TASK BRIEF: Transcribe all of the material below word for word and leave out its pictures.

Stored entries:
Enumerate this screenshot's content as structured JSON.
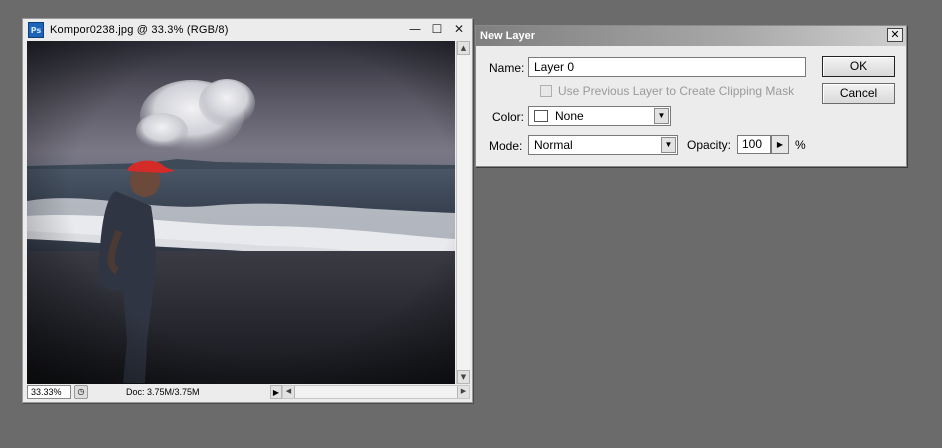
{
  "document_window": {
    "app_icon_text": "Ps",
    "title": "Kompor0238.jpg @ 33.3% (RGB/8)",
    "controls": {
      "minimize": "—",
      "maximize": "☐",
      "close": "✕"
    },
    "status": {
      "zoom": "33.33%",
      "doc_info": "Doc: 3.75M/3.75M"
    }
  },
  "new_layer_dialog": {
    "title": "New Layer",
    "close_glyph": "✕",
    "name_label": "Name:",
    "name_value": "Layer 0",
    "clipping_mask_label": "Use Previous Layer to Create Clipping Mask",
    "clipping_mask_checked": false,
    "clipping_mask_enabled": false,
    "color_label": "Color:",
    "color_value": "None",
    "mode_label": "Mode:",
    "mode_value": "Normal",
    "opacity_label": "Opacity:",
    "opacity_value": "100",
    "opacity_unit": "%",
    "ok_label": "OK",
    "cancel_label": "Cancel"
  },
  "colors": {
    "workspace_bg": "#6b6b6b",
    "panel_bg": "#ececec",
    "dialog_title_gradient_start": "#7f7f7f",
    "cap_red": "#d42a28"
  }
}
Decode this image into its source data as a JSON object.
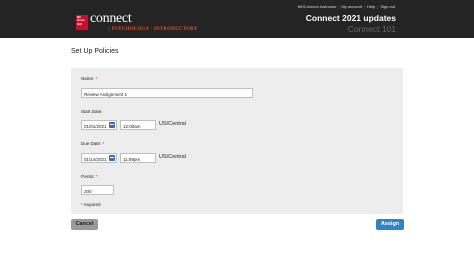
{
  "header": {
    "logo_text": "Mc Graw Hill",
    "brand": "connect",
    "course": "| PSYCHOLOGY - INTRODUCTORY",
    "links": [
      "MHConnect Instructor",
      "My account",
      "Help",
      "Sign out"
    ],
    "title": "Connect 2021 updates",
    "subtitle": "Connect 101"
  },
  "page": {
    "title": "Set Up Policies"
  },
  "form": {
    "name_label": "Name:",
    "name_value": "Review Assignment 1",
    "start_label": "Start Date:",
    "start_date": "01/01/2021",
    "start_time": "12:00am",
    "start_tz": "US/Central",
    "due_label": "Due Date:",
    "due_date": "01/14/2021",
    "due_time": "11:59pm",
    "due_tz": "US/Central",
    "points_label": "Points:",
    "points_value": "200",
    "required_star": "*",
    "required_note": "required"
  },
  "buttons": {
    "cancel": "Cancel",
    "assign": "Assign"
  },
  "colors": {
    "header_bg": "#242424",
    "accent": "#c8102e",
    "assign": "#2f84c6"
  }
}
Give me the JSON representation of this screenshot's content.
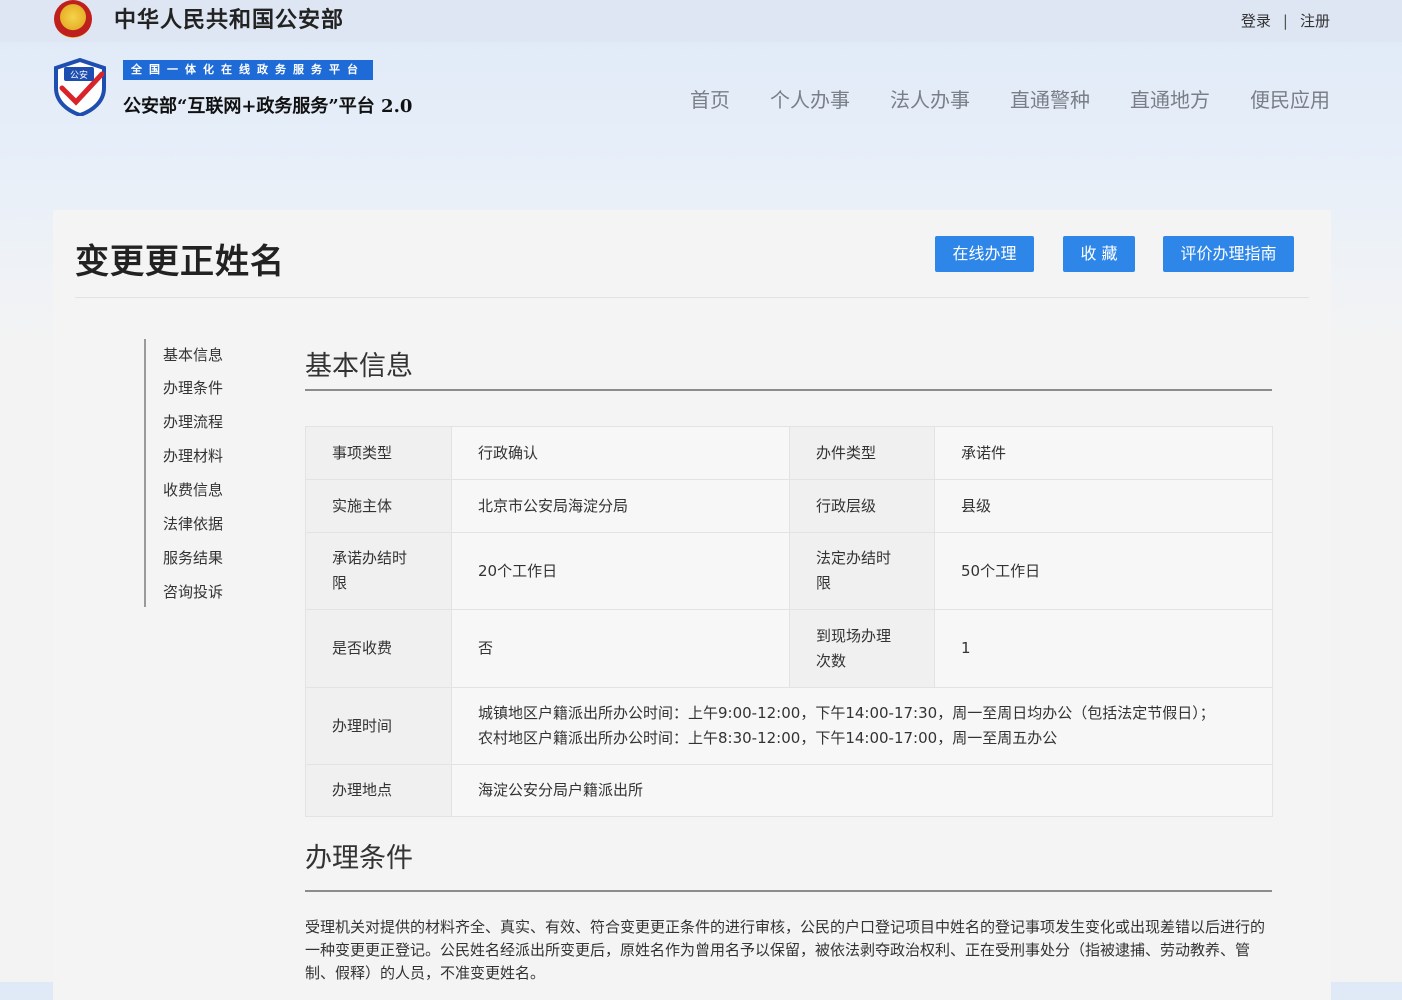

TASK RESPONSE:
Enumerate this screenshot's content as structured JSON.
{
  "document_window": {
    "app_icon_text": "Ps",
    "title": "Kompor0238.jpg @ 33.3% (RGB/8)",
    "controls": {
      "minimize": "—",
      "maximize": "☐",
      "close": "✕"
    },
    "status": {
      "zoom": "33.33%",
      "doc_info": "Doc: 3.75M/3.75M"
    }
  },
  "new_layer_dialog": {
    "title": "New Layer",
    "close_glyph": "✕",
    "name_label": "Name:",
    "name_value": "Layer 0",
    "clipping_mask_label": "Use Previous Layer to Create Clipping Mask",
    "clipping_mask_checked": false,
    "clipping_mask_enabled": false,
    "color_label": "Color:",
    "color_value": "None",
    "mode_label": "Mode:",
    "mode_value": "Normal",
    "opacity_label": "Opacity:",
    "opacity_value": "100",
    "opacity_unit": "%",
    "ok_label": "OK",
    "cancel_label": "Cancel"
  },
  "colors": {
    "workspace_bg": "#6b6b6b",
    "panel_bg": "#ececec",
    "dialog_title_gradient_start": "#7f7f7f",
    "cap_red": "#d42a28"
  }
}
Decode this image into its source data as a JSON object.
{
  "header": {
    "logo_text": "Mc Graw Hill",
    "brand": "connect",
    "course": "| PSYCHOLOGY - INTRODUCTORY",
    "links": [
      "MHConnect Instructor",
      "My account",
      "Help",
      "Sign out"
    ],
    "title": "Connect 2021 updates",
    "subtitle": "Connect 101"
  },
  "page": {
    "title": "Set Up Policies"
  },
  "form": {
    "name_label": "Name:",
    "name_value": "Review Assignment 1",
    "start_label": "Start Date:",
    "start_date": "01/01/2021",
    "start_time": "12:00am",
    "start_tz": "US/Central",
    "due_label": "Due Date:",
    "due_date": "01/14/2021",
    "due_time": "11:59pm",
    "due_tz": "US/Central",
    "points_label": "Points:",
    "points_value": "200",
    "required_star": "*",
    "required_note": "required"
  },
  "buttons": {
    "cancel": "Cancel",
    "assign": "Assign"
  },
  "colors": {
    "header_bg": "#242424",
    "accent": "#c8102e",
    "assign": "#2f84c6"
  }
}
Give me the JSON representation of this screenshot's content.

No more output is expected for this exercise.